### SUPPLIED RECORDS
****************************************
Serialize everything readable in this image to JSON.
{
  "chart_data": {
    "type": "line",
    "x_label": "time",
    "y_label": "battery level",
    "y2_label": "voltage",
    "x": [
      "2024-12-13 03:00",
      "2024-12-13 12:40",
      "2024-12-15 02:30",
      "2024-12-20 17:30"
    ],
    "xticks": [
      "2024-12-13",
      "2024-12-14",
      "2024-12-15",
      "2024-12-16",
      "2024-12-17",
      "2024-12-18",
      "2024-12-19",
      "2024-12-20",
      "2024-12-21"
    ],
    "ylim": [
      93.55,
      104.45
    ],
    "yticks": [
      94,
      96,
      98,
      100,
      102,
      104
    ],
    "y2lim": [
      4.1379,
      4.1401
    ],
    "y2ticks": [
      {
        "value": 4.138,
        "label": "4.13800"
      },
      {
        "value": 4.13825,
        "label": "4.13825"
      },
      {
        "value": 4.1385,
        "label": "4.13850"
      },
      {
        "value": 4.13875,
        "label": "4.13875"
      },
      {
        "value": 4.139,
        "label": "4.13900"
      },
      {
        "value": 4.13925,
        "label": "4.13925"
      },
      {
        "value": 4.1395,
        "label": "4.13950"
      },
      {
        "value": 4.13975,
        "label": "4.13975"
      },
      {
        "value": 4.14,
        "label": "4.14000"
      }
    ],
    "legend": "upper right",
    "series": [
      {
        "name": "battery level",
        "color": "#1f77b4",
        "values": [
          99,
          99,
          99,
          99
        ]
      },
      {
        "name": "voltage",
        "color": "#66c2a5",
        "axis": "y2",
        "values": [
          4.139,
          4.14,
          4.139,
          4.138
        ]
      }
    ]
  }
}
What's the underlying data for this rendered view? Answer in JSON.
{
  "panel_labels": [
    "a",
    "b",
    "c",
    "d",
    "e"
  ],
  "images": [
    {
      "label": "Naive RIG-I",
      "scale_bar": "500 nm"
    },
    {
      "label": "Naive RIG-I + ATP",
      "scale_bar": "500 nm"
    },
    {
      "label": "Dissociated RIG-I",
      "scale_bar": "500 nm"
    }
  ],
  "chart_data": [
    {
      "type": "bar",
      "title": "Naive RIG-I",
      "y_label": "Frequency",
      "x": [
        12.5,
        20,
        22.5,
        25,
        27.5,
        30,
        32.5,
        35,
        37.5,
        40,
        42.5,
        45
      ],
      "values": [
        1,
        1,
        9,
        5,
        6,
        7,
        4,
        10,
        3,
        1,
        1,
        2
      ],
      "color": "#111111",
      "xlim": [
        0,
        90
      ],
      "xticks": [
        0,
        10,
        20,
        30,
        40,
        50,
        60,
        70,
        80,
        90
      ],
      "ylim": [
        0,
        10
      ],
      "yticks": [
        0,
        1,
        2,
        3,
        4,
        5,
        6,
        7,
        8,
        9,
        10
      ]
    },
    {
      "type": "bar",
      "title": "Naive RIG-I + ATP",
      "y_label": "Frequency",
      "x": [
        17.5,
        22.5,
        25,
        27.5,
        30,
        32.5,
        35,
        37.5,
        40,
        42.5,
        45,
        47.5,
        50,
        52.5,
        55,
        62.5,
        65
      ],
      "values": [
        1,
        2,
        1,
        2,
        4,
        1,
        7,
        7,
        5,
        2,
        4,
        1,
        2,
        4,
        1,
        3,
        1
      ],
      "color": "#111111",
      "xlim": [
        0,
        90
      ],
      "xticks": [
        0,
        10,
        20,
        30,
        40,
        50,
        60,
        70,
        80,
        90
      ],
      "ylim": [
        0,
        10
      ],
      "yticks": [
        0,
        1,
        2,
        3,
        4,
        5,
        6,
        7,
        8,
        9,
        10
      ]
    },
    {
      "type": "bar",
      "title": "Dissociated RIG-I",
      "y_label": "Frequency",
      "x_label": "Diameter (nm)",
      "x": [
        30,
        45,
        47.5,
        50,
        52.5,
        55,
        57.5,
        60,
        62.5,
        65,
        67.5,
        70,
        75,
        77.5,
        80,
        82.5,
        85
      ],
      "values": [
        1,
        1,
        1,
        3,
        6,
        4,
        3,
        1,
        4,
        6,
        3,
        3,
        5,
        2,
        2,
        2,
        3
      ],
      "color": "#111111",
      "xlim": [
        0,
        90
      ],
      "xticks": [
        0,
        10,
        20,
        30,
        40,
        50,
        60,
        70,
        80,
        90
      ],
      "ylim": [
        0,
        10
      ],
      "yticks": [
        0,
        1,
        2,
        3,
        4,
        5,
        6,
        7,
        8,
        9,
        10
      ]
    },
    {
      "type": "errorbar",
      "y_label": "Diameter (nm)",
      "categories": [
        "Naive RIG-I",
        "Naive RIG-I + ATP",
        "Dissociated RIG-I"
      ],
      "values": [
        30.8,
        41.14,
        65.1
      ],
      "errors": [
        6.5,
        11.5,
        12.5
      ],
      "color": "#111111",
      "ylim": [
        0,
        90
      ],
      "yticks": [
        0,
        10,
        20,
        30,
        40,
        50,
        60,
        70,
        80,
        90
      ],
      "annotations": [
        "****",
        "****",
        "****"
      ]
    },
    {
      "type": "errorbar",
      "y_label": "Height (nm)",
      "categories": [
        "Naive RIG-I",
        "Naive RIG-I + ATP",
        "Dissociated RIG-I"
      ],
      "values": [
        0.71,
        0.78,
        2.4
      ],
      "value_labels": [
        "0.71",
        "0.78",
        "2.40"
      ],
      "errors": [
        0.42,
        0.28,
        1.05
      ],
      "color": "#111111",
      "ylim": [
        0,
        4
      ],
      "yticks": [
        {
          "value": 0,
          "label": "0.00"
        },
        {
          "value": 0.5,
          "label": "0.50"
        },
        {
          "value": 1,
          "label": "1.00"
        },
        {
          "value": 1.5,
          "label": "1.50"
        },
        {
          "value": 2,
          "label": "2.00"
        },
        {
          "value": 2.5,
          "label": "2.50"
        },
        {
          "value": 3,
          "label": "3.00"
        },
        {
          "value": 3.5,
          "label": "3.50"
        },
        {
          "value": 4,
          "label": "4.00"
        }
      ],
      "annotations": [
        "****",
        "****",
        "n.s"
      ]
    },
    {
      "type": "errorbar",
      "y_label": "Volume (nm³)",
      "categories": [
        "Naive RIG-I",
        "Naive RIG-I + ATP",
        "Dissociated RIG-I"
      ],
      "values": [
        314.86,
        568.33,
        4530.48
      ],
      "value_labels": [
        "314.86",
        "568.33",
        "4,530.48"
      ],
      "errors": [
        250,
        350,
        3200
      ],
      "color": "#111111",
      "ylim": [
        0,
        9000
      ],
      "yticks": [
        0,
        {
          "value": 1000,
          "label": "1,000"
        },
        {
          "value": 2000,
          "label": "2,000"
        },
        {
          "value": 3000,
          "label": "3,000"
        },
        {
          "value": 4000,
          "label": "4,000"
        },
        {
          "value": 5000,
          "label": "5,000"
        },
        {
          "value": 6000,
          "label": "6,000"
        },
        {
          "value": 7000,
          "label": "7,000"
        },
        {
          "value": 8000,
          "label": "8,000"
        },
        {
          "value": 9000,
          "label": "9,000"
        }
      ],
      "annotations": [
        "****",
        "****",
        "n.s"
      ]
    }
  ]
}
****************************************
### GOAL
Repeat the records exactly, including every line.

### THE RESULT
Serialize everything readable in this image to JSON.
{
  "chart_data": {
    "type": "line",
    "x_label": "time",
    "y_label": "battery level",
    "y2_label": "voltage",
    "x": [
      "2024-12-13 03:00",
      "2024-12-13 12:40",
      "2024-12-15 02:30",
      "2024-12-20 17:30"
    ],
    "xticks": [
      "2024-12-13",
      "2024-12-14",
      "2024-12-15",
      "2024-12-16",
      "2024-12-17",
      "2024-12-18",
      "2024-12-19",
      "2024-12-20",
      "2024-12-21"
    ],
    "ylim": [
      93.55,
      104.45
    ],
    "yticks": [
      94,
      96,
      98,
      100,
      102,
      104
    ],
    "y2lim": [
      4.1379,
      4.1401
    ],
    "y2ticks": [
      {
        "value": 4.138,
        "label": "4.13800"
      },
      {
        "value": 4.13825,
        "label": "4.13825"
      },
      {
        "value": 4.1385,
        "label": "4.13850"
      },
      {
        "value": 4.13875,
        "label": "4.13875"
      },
      {
        "value": 4.139,
        "label": "4.13900"
      },
      {
        "value": 4.13925,
        "label": "4.13925"
      },
      {
        "value": 4.1395,
        "label": "4.13950"
      },
      {
        "value": 4.13975,
        "label": "4.13975"
      },
      {
        "value": 4.14,
        "label": "4.14000"
      }
    ],
    "legend": "upper right",
    "series": [
      {
        "name": "battery level",
        "color": "#1f77b4",
        "values": [
          99,
          99,
          99,
          99
        ]
      },
      {
        "name": "voltage",
        "color": "#66c2a5",
        "axis": "y2",
        "values": [
          4.139,
          4.14,
          4.139,
          4.138
        ]
      }
    ]
  }
}
What's the underlying data for this rendered view? Answer in JSON.
{
  "panel_labels": [
    "a",
    "b",
    "c",
    "d",
    "e"
  ],
  "images": [
    {
      "label": "Naive RIG-I",
      "scale_bar": "500 nm"
    },
    {
      "label": "Naive RIG-I + ATP",
      "scale_bar": "500 nm"
    },
    {
      "label": "Dissociated RIG-I",
      "scale_bar": "500 nm"
    }
  ],
  "chart_data": [
    {
      "type": "bar",
      "title": "Naive RIG-I",
      "y_label": "Frequency",
      "x": [
        12.5,
        20,
        22.5,
        25,
        27.5,
        30,
        32.5,
        35,
        37.5,
        40,
        42.5,
        45
      ],
      "values": [
        1,
        1,
        9,
        5,
        6,
        7,
        4,
        10,
        3,
        1,
        1,
        2
      ],
      "color": "#111111",
      "xlim": [
        0,
        90
      ],
      "xticks": [
        0,
        10,
        20,
        30,
        40,
        50,
        60,
        70,
        80,
        90
      ],
      "ylim": [
        0,
        10
      ],
      "yticks": [
        0,
        1,
        2,
        3,
        4,
        5,
        6,
        7,
        8,
        9,
        10
      ]
    },
    {
      "type": "bar",
      "title": "Naive RIG-I + ATP",
      "y_label": "Frequency",
      "x": [
        17.5,
        22.5,
        25,
        27.5,
        30,
        32.5,
        35,
        37.5,
        40,
        42.5,
        45,
        47.5,
        50,
        52.5,
        55,
        62.5,
        65
      ],
      "values": [
        1,
        2,
        1,
        2,
        4,
        1,
        7,
        7,
        5,
        2,
        4,
        1,
        2,
        4,
        1,
        3,
        1
      ],
      "color": "#111111",
      "xlim": [
        0,
        90
      ],
      "xticks": [
        0,
        10,
        20,
        30,
        40,
        50,
        60,
        70,
        80,
        90
      ],
      "ylim": [
        0,
        10
      ],
      "yticks": [
        0,
        1,
        2,
        3,
        4,
        5,
        6,
        7,
        8,
        9,
        10
      ]
    },
    {
      "type": "bar",
      "title": "Dissociated RIG-I",
      "y_label": "Frequency",
      "x_label": "Diameter (nm)",
      "x": [
        30,
        45,
        47.5,
        50,
        52.5,
        55,
        57.5,
        60,
        62.5,
        65,
        67.5,
        70,
        75,
        77.5,
        80,
        82.5,
        85
      ],
      "values": [
        1,
        1,
        1,
        3,
        6,
        4,
        3,
        1,
        4,
        6,
        3,
        3,
        5,
        2,
        2,
        2,
        3
      ],
      "color": "#111111",
      "xlim": [
        0,
        90
      ],
      "xticks": [
        0,
        10,
        20,
        30,
        40,
        50,
        60,
        70,
        80,
        90
      ],
      "ylim": [
        0,
        10
      ],
      "yticks": [
        0,
        1,
        2,
        3,
        4,
        5,
        6,
        7,
        8,
        9,
        10
      ]
    },
    {
      "type": "errorbar",
      "y_label": "Diameter (nm)",
      "categories": [
        "Naive RIG-I",
        "Naive RIG-I + ATP",
        "Dissociated RIG-I"
      ],
      "values": [
        30.8,
        41.14,
        65.1
      ],
      "errors": [
        6.5,
        11.5,
        12.5
      ],
      "color": "#111111",
      "ylim": [
        0,
        90
      ],
      "yticks": [
        0,
        10,
        20,
        30,
        40,
        50,
        60,
        70,
        80,
        90
      ],
      "annotations": [
        "****",
        "****",
        "****"
      ]
    },
    {
      "type": "errorbar",
      "y_label": "Height (nm)",
      "categories": [
        "Naive RIG-I",
        "Naive RIG-I + ATP",
        "Dissociated RIG-I"
      ],
      "values": [
        0.71,
        0.78,
        2.4
      ],
      "value_labels": [
        "0.71",
        "0.78",
        "2.40"
      ],
      "errors": [
        0.42,
        0.28,
        1.05
      ],
      "color": "#111111",
      "ylim": [
        0,
        4
      ],
      "yticks": [
        {
          "value": 0,
          "label": "0.00"
        },
        {
          "value": 0.5,
          "label": "0.50"
        },
        {
          "value": 1,
          "label": "1.00"
        },
        {
          "value": 1.5,
          "label": "1.50"
        },
        {
          "value": 2,
          "label": "2.00"
        },
        {
          "value": 2.5,
          "label": "2.50"
        },
        {
          "value": 3,
          "label": "3.00"
        },
        {
          "value": 3.5,
          "label": "3.50"
        },
        {
          "value": 4,
          "label": "4.00"
        }
      ],
      "annotations": [
        "****",
        "****",
        "n.s"
      ]
    },
    {
      "type": "errorbar",
      "y_label": "Volume (nm³)",
      "categories": [
        "Naive RIG-I",
        "Naive RIG-I + ATP",
        "Dissociated RIG-I"
      ],
      "values": [
        314.86,
        568.33,
        4530.48
      ],
      "value_labels": [
        "314.86",
        "568.33",
        "4,530.48"
      ],
      "errors": [
        250,
        350,
        3200
      ],
      "color": "#111111",
      "ylim": [
        0,
        9000
      ],
      "yticks": [
        0,
        {
          "value": 1000,
          "label": "1,000"
        },
        {
          "value": 2000,
          "label": "2,000"
        },
        {
          "value": 3000,
          "label": "3,000"
        },
        {
          "value": 4000,
          "label": "4,000"
        },
        {
          "value": 5000,
          "label": "5,000"
        },
        {
          "value": 6000,
          "label": "6,000"
        },
        {
          "value": 7000,
          "label": "7,000"
        },
        {
          "value": 8000,
          "label": "8,000"
        },
        {
          "value": 9000,
          "label": "9,000"
        }
      ],
      "annotations": [
        "****",
        "****",
        "n.s"
      ]
    }
  ]
}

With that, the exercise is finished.